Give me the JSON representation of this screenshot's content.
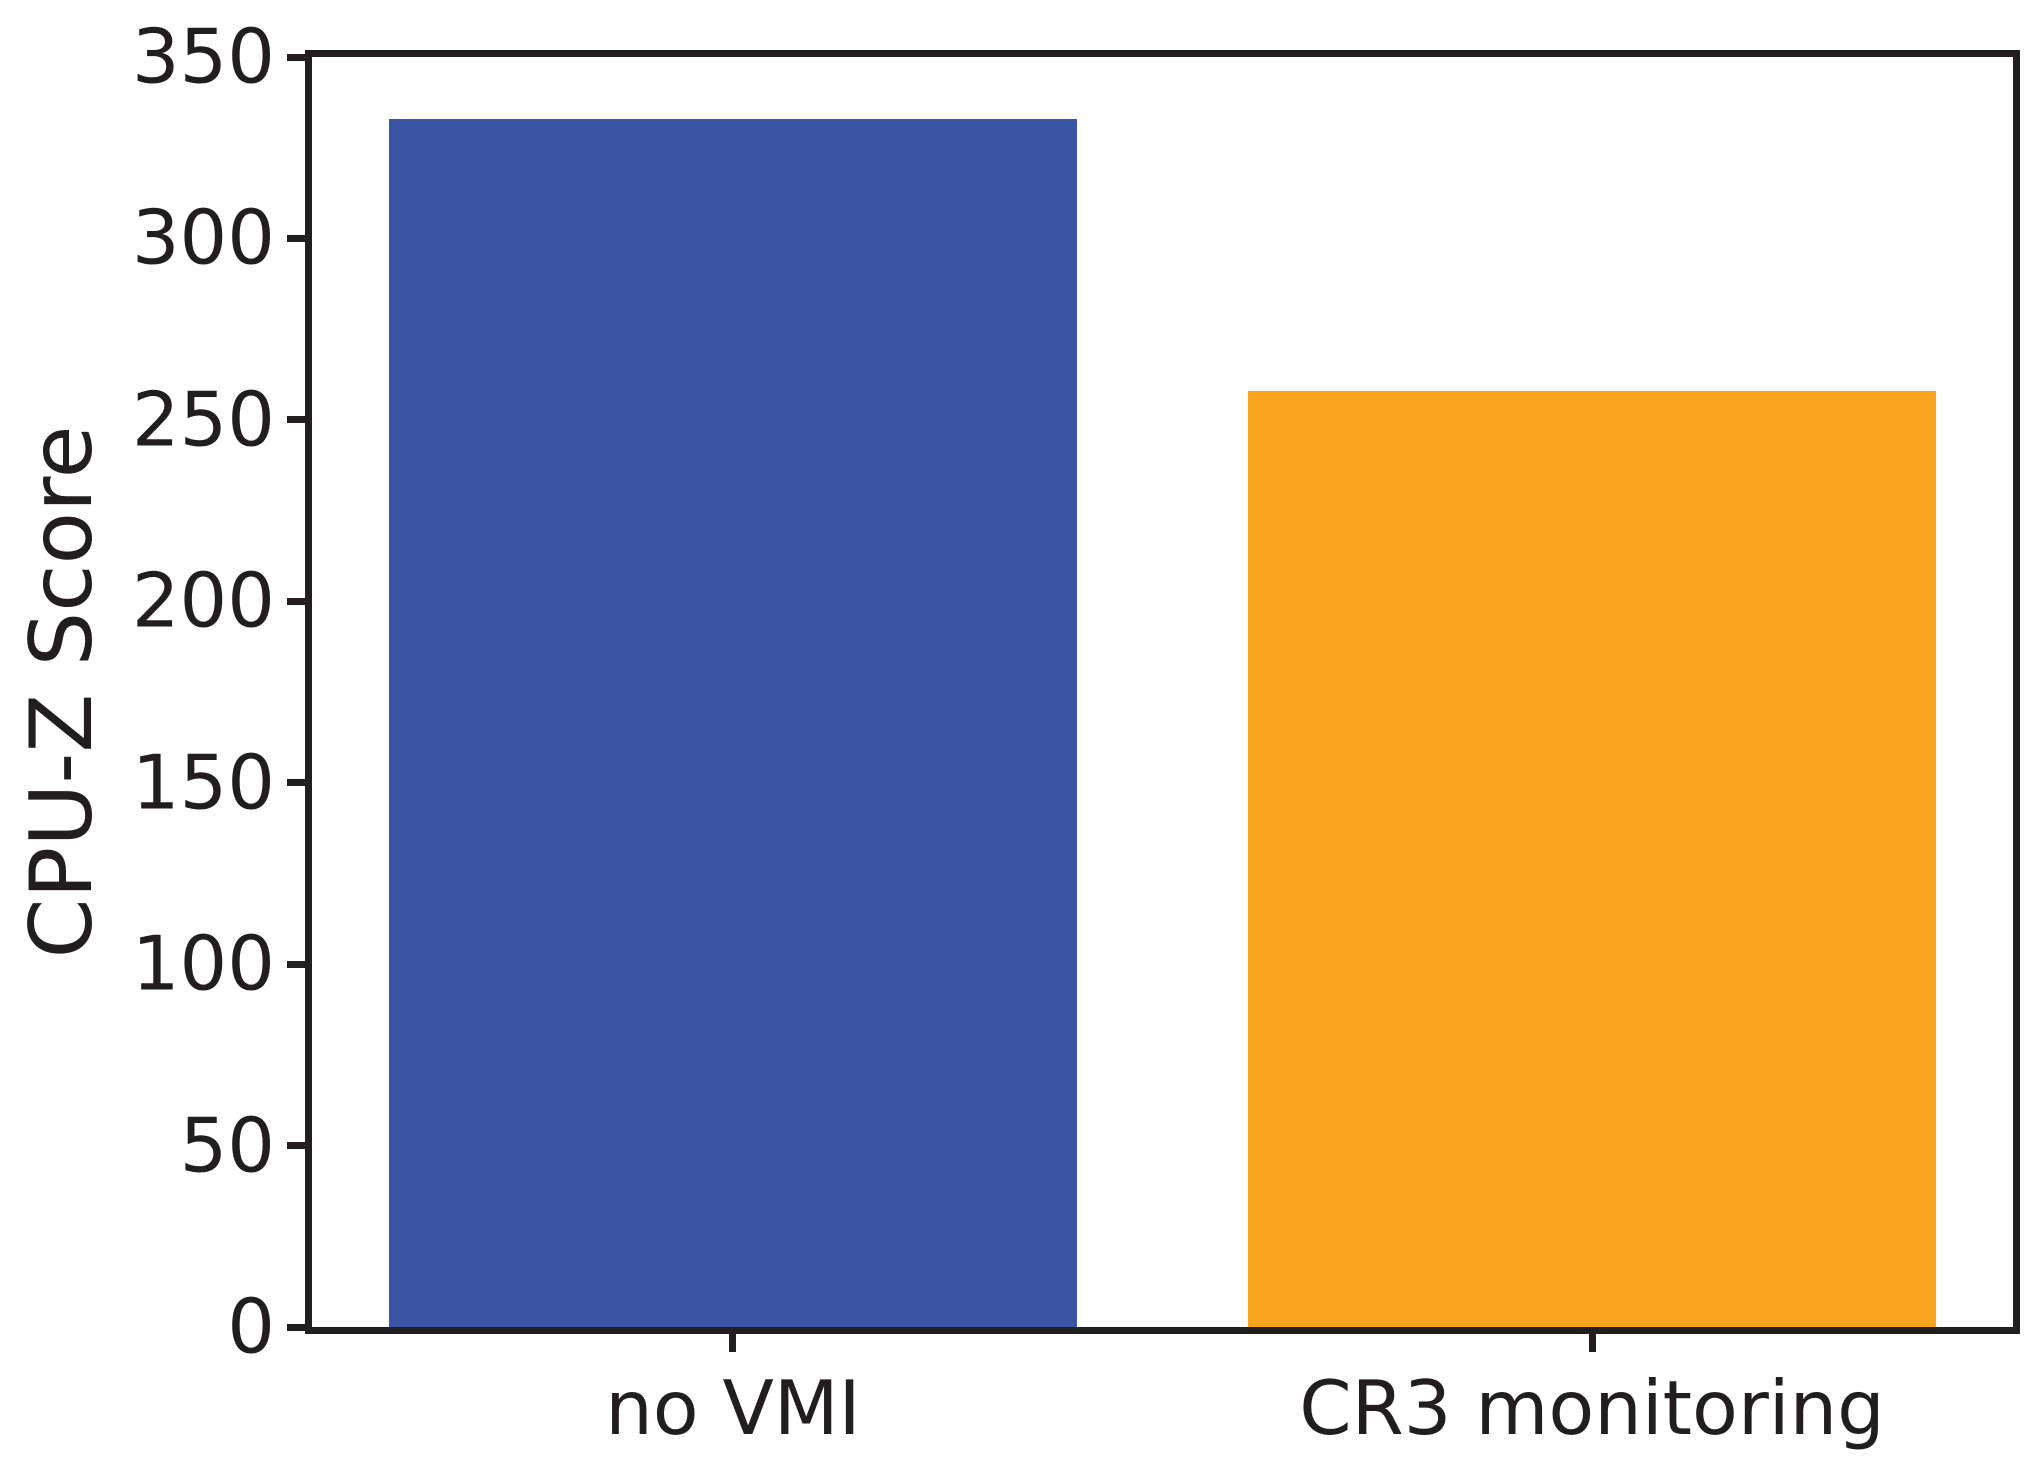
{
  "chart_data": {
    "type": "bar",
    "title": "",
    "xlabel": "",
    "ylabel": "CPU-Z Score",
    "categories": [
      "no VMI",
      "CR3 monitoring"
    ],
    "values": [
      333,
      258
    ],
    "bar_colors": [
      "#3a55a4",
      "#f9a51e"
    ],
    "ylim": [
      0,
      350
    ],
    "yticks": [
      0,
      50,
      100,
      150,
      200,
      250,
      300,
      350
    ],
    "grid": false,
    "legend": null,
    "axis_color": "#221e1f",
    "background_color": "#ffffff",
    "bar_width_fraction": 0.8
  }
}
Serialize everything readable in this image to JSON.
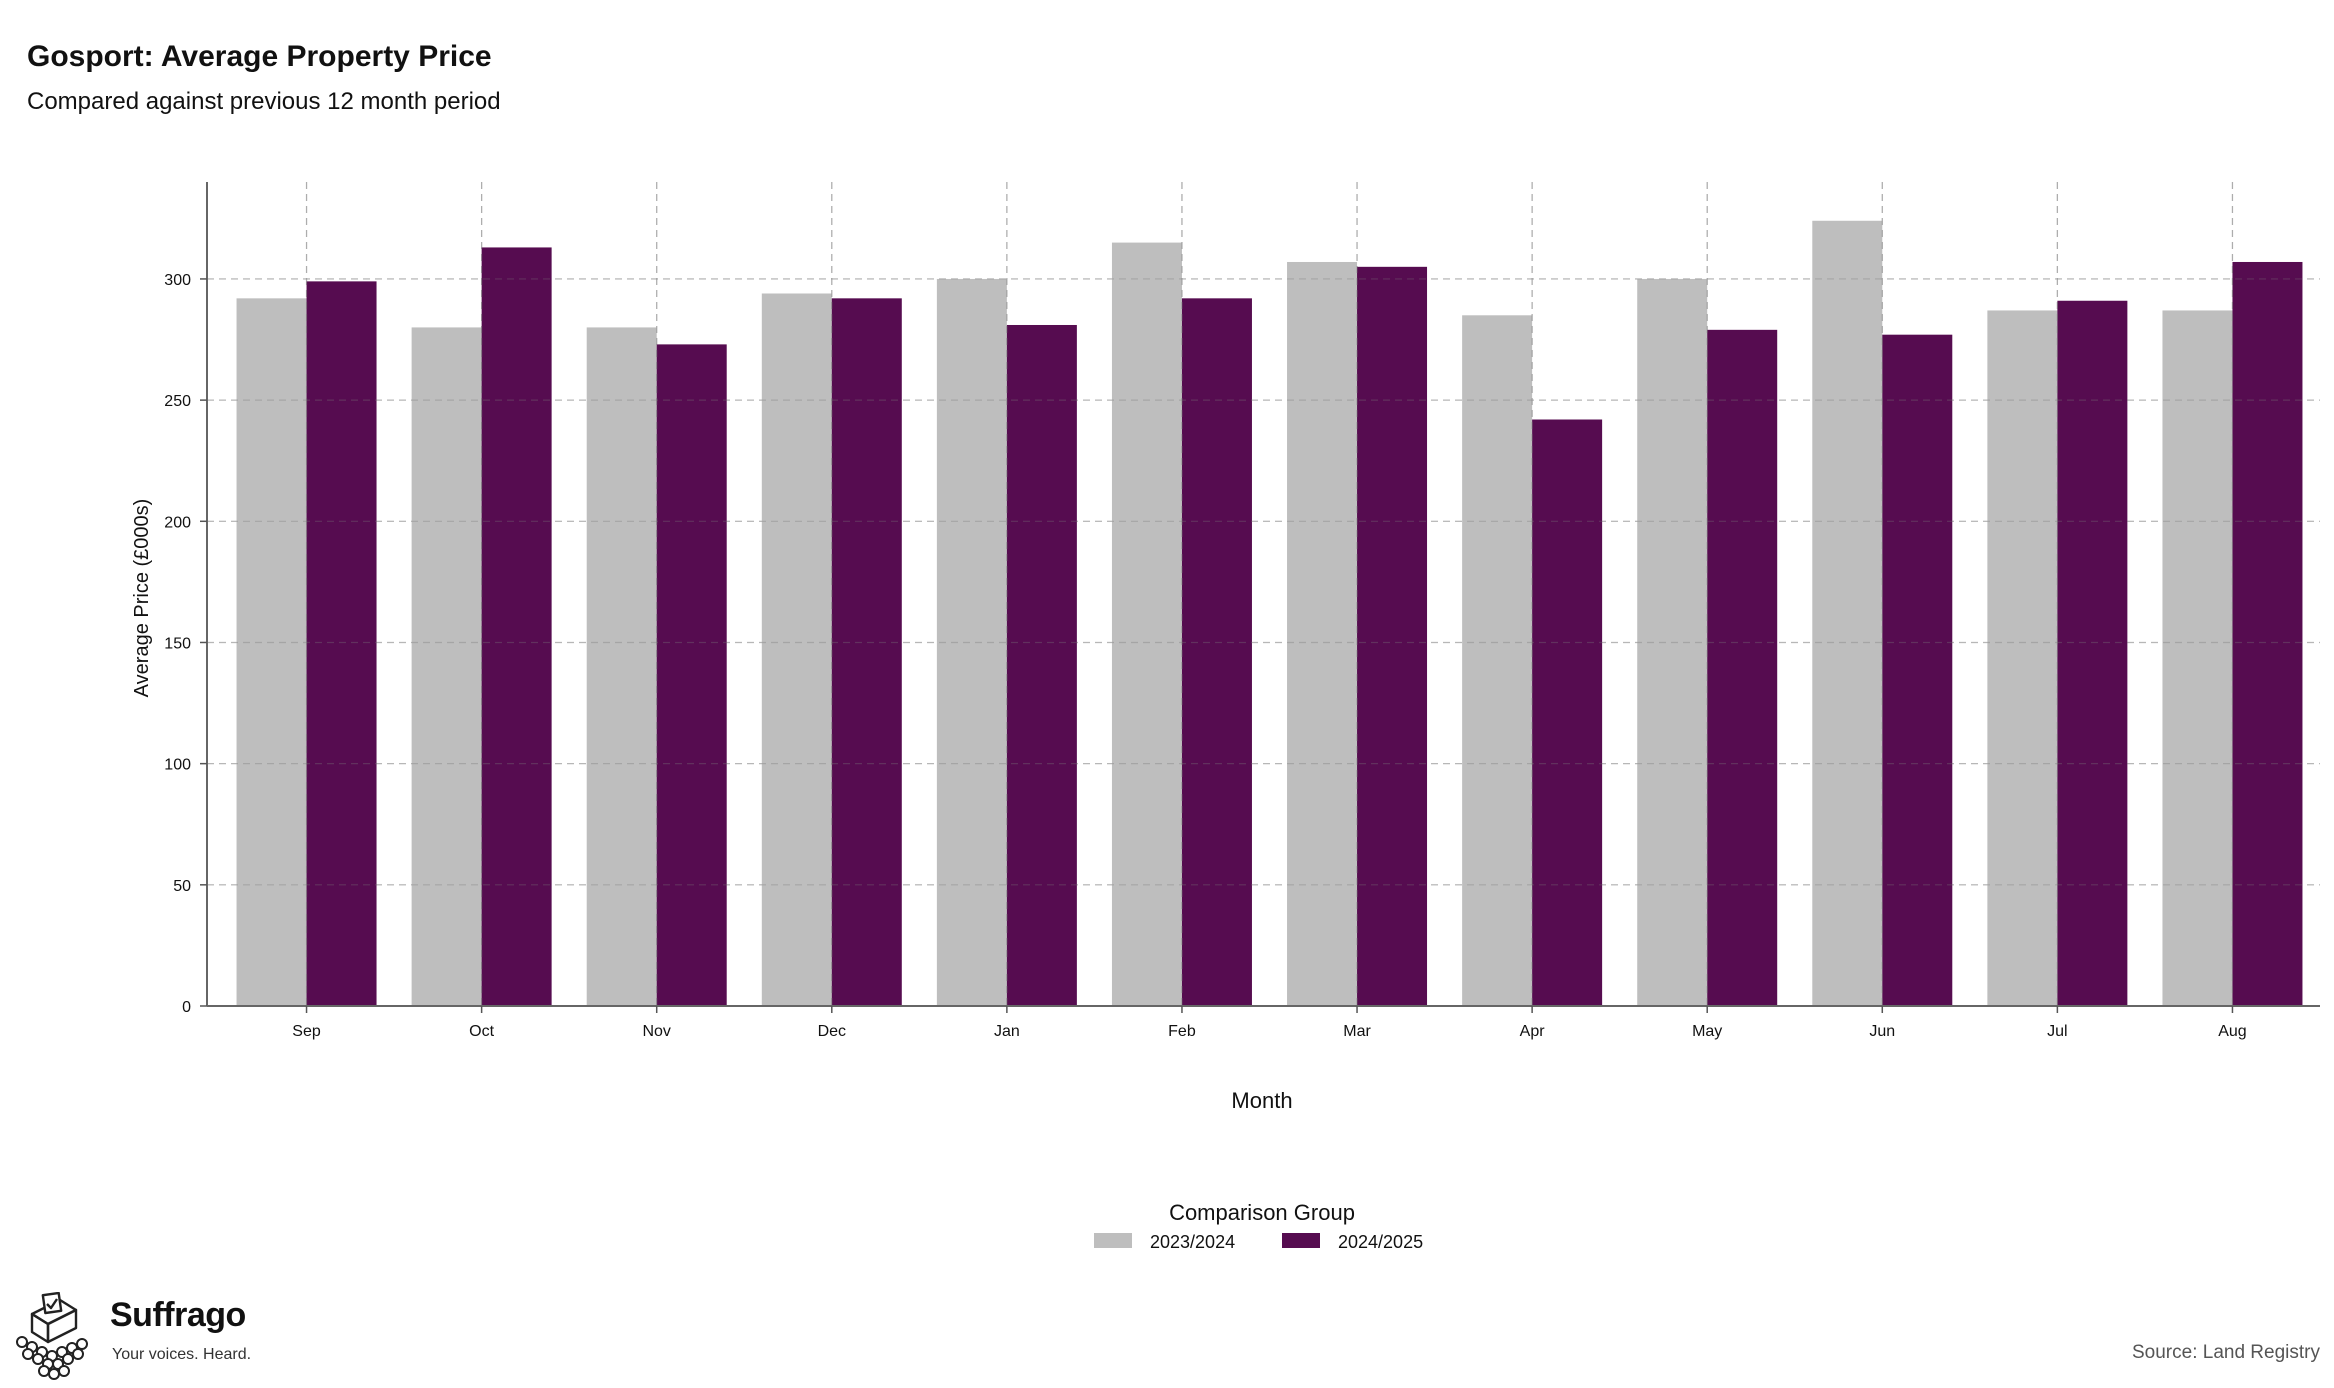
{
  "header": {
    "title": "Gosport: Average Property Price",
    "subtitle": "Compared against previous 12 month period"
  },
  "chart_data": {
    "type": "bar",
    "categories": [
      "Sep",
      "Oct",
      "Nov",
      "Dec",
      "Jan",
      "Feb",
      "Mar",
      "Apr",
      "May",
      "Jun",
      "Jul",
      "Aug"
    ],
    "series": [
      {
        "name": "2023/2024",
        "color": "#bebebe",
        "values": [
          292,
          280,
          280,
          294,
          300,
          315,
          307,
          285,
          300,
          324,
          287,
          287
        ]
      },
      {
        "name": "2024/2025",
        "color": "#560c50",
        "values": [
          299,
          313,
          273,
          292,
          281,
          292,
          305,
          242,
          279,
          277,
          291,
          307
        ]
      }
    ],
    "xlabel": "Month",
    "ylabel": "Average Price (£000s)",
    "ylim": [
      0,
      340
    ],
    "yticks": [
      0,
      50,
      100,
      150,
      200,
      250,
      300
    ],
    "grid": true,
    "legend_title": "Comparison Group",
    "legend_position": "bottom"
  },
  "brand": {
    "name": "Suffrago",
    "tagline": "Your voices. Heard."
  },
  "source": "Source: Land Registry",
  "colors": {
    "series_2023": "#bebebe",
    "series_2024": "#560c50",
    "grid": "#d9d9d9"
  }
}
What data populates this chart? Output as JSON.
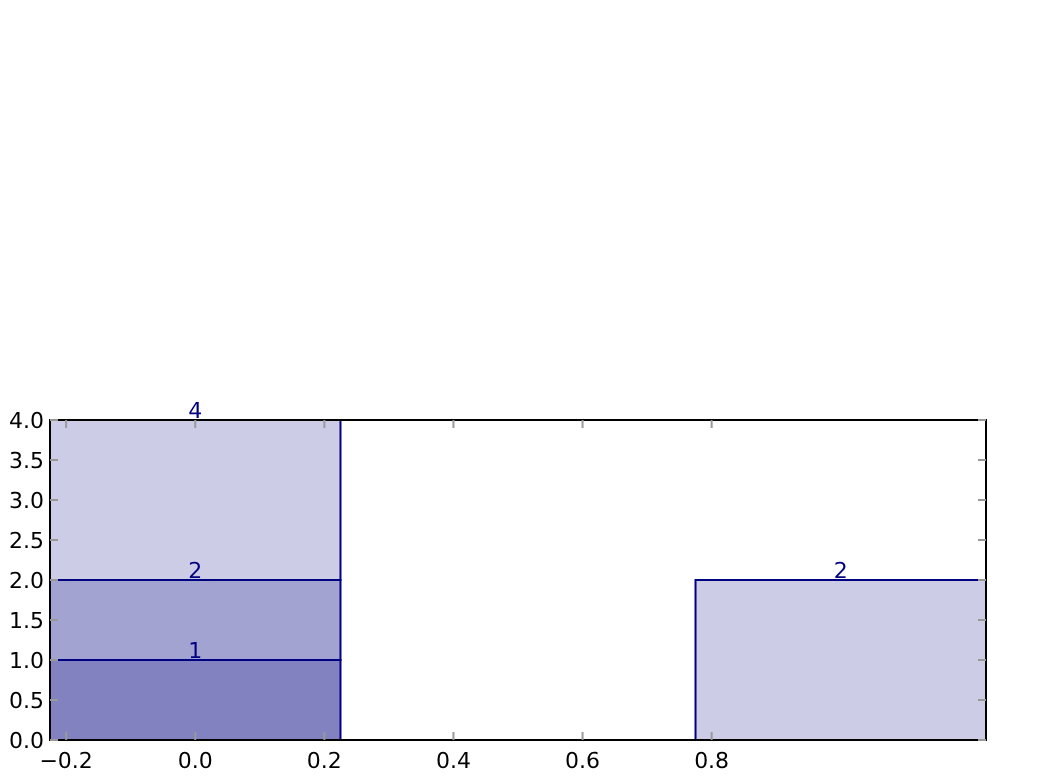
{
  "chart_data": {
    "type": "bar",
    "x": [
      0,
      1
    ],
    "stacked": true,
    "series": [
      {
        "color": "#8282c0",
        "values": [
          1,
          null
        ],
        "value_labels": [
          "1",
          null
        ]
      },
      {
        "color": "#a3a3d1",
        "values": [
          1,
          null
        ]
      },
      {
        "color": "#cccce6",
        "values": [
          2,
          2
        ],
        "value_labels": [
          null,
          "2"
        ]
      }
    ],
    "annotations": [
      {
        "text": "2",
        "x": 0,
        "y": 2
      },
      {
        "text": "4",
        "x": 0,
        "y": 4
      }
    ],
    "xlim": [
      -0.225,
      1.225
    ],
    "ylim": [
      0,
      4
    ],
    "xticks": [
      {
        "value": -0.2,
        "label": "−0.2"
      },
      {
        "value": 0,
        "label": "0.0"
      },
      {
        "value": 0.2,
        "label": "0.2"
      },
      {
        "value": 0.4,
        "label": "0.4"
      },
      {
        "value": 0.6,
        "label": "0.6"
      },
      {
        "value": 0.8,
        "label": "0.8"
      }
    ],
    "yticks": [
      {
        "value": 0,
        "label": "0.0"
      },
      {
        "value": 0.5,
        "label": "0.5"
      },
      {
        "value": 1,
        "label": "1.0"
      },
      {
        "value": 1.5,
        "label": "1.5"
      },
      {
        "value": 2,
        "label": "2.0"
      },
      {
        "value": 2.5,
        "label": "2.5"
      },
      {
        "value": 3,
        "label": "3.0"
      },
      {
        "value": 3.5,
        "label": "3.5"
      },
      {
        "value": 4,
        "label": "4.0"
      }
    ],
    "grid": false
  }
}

* [Task details]: What comes back should match the records exactly, minus any pictures.

* [Task solution]:
Give me the JSON representation of this screenshot's content.
{
  "chart_data": {
    "type": "bar",
    "title": "",
    "xlabel": "",
    "ylabel": "CPU-Z Score",
    "categories": [
      "no VMI",
      "CR3 monitoring"
    ],
    "values": [
      333,
      258
    ],
    "bar_colors": [
      "#3a55a4",
      "#f9a51e"
    ],
    "ylim": [
      0,
      350
    ],
    "yticks": [
      0,
      50,
      100,
      150,
      200,
      250,
      300,
      350
    ],
    "grid": false,
    "legend": null,
    "axis_color": "#221e1f",
    "background_color": "#ffffff",
    "bar_width_fraction": 0.8
  }
}
Serialize everything readable in this image to JSON.
{
  "header": {
    "title": "Gosport: Average Property Price",
    "subtitle": "Compared against previous 12 month period"
  },
  "chart_data": {
    "type": "bar",
    "categories": [
      "Sep",
      "Oct",
      "Nov",
      "Dec",
      "Jan",
      "Feb",
      "Mar",
      "Apr",
      "May",
      "Jun",
      "Jul",
      "Aug"
    ],
    "series": [
      {
        "name": "2023/2024",
        "color": "#bebebe",
        "values": [
          292,
          280,
          280,
          294,
          300,
          315,
          307,
          285,
          300,
          324,
          287,
          287
        ]
      },
      {
        "name": "2024/2025",
        "color": "#560c50",
        "values": [
          299,
          313,
          273,
          292,
          281,
          292,
          305,
          242,
          279,
          277,
          291,
          307
        ]
      }
    ],
    "xlabel": "Month",
    "ylabel": "Average Price (£000s)",
    "ylim": [
      0,
      340
    ],
    "yticks": [
      0,
      50,
      100,
      150,
      200,
      250,
      300
    ],
    "grid": true,
    "legend_title": "Comparison Group",
    "legend_position": "bottom"
  },
  "brand": {
    "name": "Suffrago",
    "tagline": "Your voices. Heard."
  },
  "source": "Source: Land Registry",
  "colors": {
    "series_2023": "#bebebe",
    "series_2024": "#560c50",
    "grid": "#d9d9d9"
  }
}
What data populates this chart? Output as JSON.
{
  "chart_data": {
    "type": "bar",
    "x": [
      0,
      1
    ],
    "stacked": true,
    "series": [
      {
        "color": "#8282c0",
        "values": [
          1,
          null
        ],
        "value_labels": [
          "1",
          null
        ]
      },
      {
        "color": "#a3a3d1",
        "values": [
          1,
          null
        ]
      },
      {
        "color": "#cccce6",
        "values": [
          2,
          2
        ],
        "value_labels": [
          null,
          "2"
        ]
      }
    ],
    "annotations": [
      {
        "text": "2",
        "x": 0,
        "y": 2
      },
      {
        "text": "4",
        "x": 0,
        "y": 4
      }
    ],
    "xlim": [
      -0.225,
      1.225
    ],
    "ylim": [
      0,
      4
    ],
    "xticks": [
      {
        "value": -0.2,
        "label": "−0.2"
      },
      {
        "value": 0,
        "label": "0.0"
      },
      {
        "value": 0.2,
        "label": "0.2"
      },
      {
        "value": 0.4,
        "label": "0.4"
      },
      {
        "value": 0.6,
        "label": "0.6"
      },
      {
        "value": 0.8,
        "label": "0.8"
      }
    ],
    "yticks": [
      {
        "value": 0,
        "label": "0.0"
      },
      {
        "value": 0.5,
        "label": "0.5"
      },
      {
        "value": 1,
        "label": "1.0"
      },
      {
        "value": 1.5,
        "label": "1.5"
      },
      {
        "value": 2,
        "label": "2.0"
      },
      {
        "value": 2.5,
        "label": "2.5"
      },
      {
        "value": 3,
        "label": "3.0"
      },
      {
        "value": 3.5,
        "label": "3.5"
      },
      {
        "value": 4,
        "label": "4.0"
      }
    ],
    "grid": false
  }
}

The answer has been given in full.